§ To do
Establish how many lines in the material include the string "dash" and report it as a lone number.

§ Recorded information
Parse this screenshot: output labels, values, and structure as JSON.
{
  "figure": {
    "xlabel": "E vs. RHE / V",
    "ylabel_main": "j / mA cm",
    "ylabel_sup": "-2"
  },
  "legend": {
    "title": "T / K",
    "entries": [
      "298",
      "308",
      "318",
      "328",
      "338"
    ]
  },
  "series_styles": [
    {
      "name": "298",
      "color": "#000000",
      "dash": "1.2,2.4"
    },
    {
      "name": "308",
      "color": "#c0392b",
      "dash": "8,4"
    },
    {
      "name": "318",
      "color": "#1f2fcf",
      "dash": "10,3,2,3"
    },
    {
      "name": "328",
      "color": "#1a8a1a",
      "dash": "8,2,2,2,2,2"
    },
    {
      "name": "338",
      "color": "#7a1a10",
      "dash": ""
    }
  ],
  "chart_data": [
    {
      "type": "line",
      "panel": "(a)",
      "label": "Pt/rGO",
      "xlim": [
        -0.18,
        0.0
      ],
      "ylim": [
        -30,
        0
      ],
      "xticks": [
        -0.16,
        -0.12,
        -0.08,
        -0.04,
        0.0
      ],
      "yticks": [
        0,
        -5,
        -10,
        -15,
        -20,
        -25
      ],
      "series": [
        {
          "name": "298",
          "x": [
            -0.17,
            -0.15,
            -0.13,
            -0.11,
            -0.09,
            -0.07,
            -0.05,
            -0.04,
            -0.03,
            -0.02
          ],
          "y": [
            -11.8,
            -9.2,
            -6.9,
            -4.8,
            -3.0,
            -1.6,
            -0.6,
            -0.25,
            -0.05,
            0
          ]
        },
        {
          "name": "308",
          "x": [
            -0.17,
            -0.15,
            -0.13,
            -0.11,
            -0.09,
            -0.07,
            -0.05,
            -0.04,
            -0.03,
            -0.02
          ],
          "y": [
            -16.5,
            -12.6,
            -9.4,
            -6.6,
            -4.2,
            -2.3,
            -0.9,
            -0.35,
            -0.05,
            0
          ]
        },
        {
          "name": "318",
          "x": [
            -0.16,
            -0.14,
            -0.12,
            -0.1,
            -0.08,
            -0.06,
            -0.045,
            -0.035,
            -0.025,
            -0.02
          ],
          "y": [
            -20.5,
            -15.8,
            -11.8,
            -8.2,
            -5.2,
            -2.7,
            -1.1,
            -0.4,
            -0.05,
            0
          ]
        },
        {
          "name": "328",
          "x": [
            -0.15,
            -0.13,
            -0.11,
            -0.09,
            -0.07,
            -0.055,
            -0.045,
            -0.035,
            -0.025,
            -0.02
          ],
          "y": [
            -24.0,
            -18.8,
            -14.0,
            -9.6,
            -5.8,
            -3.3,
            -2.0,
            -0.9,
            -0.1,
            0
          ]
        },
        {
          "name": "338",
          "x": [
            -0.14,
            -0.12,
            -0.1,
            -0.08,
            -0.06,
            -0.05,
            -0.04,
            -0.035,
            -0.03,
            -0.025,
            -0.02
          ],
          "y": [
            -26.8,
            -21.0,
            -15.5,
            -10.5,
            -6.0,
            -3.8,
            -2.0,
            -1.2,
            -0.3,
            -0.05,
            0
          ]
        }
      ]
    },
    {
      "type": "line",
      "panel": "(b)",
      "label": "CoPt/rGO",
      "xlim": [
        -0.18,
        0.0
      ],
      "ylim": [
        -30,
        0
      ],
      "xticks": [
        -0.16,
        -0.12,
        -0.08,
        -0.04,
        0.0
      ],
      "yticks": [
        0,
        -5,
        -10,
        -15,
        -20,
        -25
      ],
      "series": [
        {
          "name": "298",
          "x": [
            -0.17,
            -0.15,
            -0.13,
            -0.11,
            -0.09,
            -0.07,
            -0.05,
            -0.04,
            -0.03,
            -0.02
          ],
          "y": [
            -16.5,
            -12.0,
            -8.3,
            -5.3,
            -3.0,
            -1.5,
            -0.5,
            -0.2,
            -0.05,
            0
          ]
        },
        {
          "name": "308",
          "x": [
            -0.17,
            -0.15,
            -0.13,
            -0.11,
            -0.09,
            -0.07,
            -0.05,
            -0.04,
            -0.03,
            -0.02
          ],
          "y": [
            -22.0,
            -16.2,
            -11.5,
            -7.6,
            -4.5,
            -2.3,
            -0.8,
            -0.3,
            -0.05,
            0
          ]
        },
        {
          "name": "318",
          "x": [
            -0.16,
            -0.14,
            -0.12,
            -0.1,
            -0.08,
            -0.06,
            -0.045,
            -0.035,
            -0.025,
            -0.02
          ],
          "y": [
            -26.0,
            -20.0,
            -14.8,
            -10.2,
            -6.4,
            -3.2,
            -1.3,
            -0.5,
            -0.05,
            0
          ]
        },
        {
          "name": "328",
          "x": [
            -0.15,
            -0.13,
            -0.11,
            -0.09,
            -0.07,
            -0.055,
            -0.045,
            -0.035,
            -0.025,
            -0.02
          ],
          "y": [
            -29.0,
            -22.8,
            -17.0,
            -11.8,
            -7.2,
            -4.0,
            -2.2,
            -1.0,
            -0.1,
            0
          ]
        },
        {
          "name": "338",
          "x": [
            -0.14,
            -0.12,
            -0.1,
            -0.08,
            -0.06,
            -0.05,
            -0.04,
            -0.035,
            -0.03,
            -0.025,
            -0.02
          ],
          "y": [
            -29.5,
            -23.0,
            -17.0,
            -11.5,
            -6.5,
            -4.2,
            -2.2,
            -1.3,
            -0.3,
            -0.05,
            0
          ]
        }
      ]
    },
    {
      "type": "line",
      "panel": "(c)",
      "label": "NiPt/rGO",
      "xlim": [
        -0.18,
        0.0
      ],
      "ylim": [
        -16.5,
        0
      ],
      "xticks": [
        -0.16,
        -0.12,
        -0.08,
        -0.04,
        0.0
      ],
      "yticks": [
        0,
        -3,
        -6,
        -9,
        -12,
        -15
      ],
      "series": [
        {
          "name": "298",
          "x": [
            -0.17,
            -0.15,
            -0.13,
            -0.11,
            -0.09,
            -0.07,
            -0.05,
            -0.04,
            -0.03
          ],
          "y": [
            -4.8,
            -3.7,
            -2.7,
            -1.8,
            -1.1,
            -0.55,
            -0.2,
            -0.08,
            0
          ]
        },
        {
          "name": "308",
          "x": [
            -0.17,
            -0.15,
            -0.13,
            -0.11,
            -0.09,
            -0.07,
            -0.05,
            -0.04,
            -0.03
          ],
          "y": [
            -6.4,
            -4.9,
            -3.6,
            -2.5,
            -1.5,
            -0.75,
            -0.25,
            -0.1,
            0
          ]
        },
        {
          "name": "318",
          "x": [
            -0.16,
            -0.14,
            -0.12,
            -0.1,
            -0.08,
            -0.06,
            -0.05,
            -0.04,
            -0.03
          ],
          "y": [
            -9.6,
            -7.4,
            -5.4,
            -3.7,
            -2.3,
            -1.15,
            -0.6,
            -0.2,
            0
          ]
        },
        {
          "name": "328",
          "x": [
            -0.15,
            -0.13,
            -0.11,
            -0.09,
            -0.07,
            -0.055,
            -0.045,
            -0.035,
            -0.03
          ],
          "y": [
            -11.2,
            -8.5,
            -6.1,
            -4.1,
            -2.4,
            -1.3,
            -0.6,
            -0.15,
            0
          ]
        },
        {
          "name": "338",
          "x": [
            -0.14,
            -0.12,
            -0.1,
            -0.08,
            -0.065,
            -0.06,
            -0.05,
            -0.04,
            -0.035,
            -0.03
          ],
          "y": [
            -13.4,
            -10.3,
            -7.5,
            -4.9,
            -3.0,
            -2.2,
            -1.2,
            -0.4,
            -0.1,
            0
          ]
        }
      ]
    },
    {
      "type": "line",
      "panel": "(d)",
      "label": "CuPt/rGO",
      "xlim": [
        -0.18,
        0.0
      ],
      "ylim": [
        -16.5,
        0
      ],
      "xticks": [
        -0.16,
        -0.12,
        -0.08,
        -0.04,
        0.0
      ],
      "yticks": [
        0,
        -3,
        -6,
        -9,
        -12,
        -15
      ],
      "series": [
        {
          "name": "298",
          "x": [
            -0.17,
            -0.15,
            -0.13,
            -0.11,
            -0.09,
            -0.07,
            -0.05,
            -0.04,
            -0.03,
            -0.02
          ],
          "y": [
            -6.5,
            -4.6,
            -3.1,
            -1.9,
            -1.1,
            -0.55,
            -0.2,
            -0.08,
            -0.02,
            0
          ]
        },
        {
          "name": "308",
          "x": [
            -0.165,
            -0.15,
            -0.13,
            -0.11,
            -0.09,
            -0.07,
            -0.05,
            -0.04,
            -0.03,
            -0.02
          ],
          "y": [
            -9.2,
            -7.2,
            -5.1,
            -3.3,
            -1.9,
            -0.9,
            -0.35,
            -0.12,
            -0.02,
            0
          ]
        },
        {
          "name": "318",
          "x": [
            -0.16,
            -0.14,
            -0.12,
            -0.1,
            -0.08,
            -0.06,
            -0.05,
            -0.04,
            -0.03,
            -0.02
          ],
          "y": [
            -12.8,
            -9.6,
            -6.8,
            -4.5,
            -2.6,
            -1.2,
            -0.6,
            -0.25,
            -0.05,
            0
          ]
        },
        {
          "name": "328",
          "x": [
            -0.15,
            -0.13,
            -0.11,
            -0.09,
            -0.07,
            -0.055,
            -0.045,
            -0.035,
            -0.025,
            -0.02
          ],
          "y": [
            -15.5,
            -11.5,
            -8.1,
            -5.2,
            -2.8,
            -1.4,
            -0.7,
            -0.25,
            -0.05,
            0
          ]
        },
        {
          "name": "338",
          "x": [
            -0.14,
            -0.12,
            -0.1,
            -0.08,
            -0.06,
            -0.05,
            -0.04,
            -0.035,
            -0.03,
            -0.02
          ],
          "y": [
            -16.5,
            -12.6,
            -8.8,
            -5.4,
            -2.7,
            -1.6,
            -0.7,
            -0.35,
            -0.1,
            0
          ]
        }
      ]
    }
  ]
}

§ Response
5